:: Directions for this task ::
With the pictures omitted, write out the entries that follow exactly as they stand.

:: Data shown ::
____

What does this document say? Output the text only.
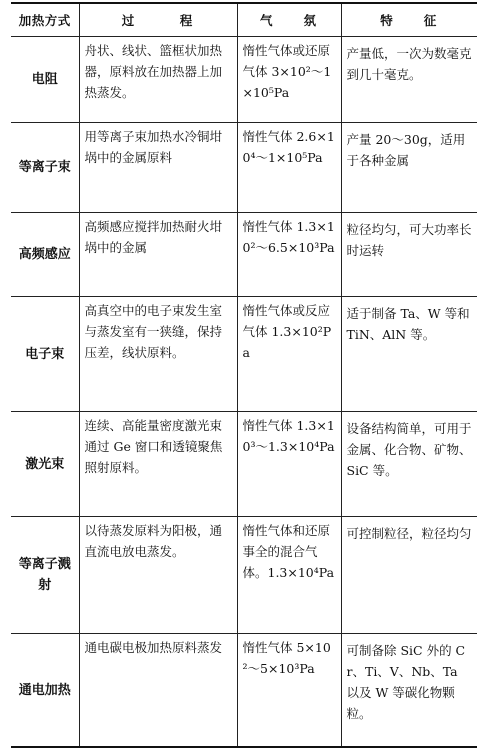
加热方式	过　　　程	气　　氛	特　　征
电阻	舟状、线状、篮框状加热器，原料放在加热器上加热蒸发。	惰性气体或还原气体 3×10²～1×10⁵Pa	产量低，一次为数毫克到几十毫克。
等离子束	用等离子束加热水冷铜坩埚中的金属原料	惰性气体 2.6×10⁴～1×10⁵Pa	产量 20～30g，适用于各种金属
高频感应	高频感应搅拌加热耐火坩埚中的金属	惰性气体 1.3×10²～6.5×10³Pa	粒径均匀，可大功率长时运转
电子束	高真空中的电子束发生室与蒸发室有一狭缝，保持压差，线状原料。	惰性气体或反应气体 1.3×10²Pa	适于制备 Ta、W 等和 TiN、AlN 等。
激光束	连续、高能量密度激光束通过 Ge 窗口和透镜聚焦照射原料。	惰性气体 1.3×10³～1.3×10⁴Pa	设备结构简单，可用于金属、化合物、矿物、SiC 等。
等离子溅射	以待蒸发原料为阳极，通直流电放电蒸发。	惰性气体和还原事全的混合气体。1.3×10⁴Pa	可控制粒径，粒径均匀
通电加热	通电碳电极加热原料蒸发	惰性气体 5×10²～5×10³Pa	可制备除 SiC 外的 Cr、Ti、V、Nb、Ta 以及 W 等碳化物颗粒。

____

:: Written response ::
What does this document say? Output the text only.
加热方式	过　　　程	气　　氛	特　　征
电阻	舟状、线状、篮框状加热器，原料放在加热器上加热蒸发。	惰性气体或还原气体 3×10²～1×10⁵Pa	产量低，一次为数毫克到几十毫克。
等离子束	用等离子束加热水冷铜坩埚中的金属原料	惰性气体 2.6×10⁴～1×10⁵Pa	产量 20～30g，适用于各种金属
高频感应	高频感应搅拌加热耐火坩埚中的金属	惰性气体 1.3×10²～6.5×10³Pa	粒径均匀，可大功率长时运转
电子束	高真空中的电子束发生室与蒸发室有一狭缝，保持压差，线状原料。	惰性气体或反应气体 1.3×10²Pa	适于制备 Ta、W 等和 TiN、AlN 等。
激光束	连续、高能量密度激光束通过 Ge 窗口和透镜聚焦照射原料。	惰性气体 1.3×10³～1.3×10⁴Pa	设备结构简单，可用于金属、化合物、矿物、SiC 等。
等离子溅射	以待蒸发原料为阳极，通直流电放电蒸发。	惰性气体和还原事全的混合气体。1.3×10⁴Pa	可控制粒径，粒径均匀
通电加热	通电碳电极加热原料蒸发	惰性气体 5×10²～5×10³Pa	可制备除 SiC 外的 Cr、Ti、V、Nb、Ta 以及 W 等碳化物颗粒。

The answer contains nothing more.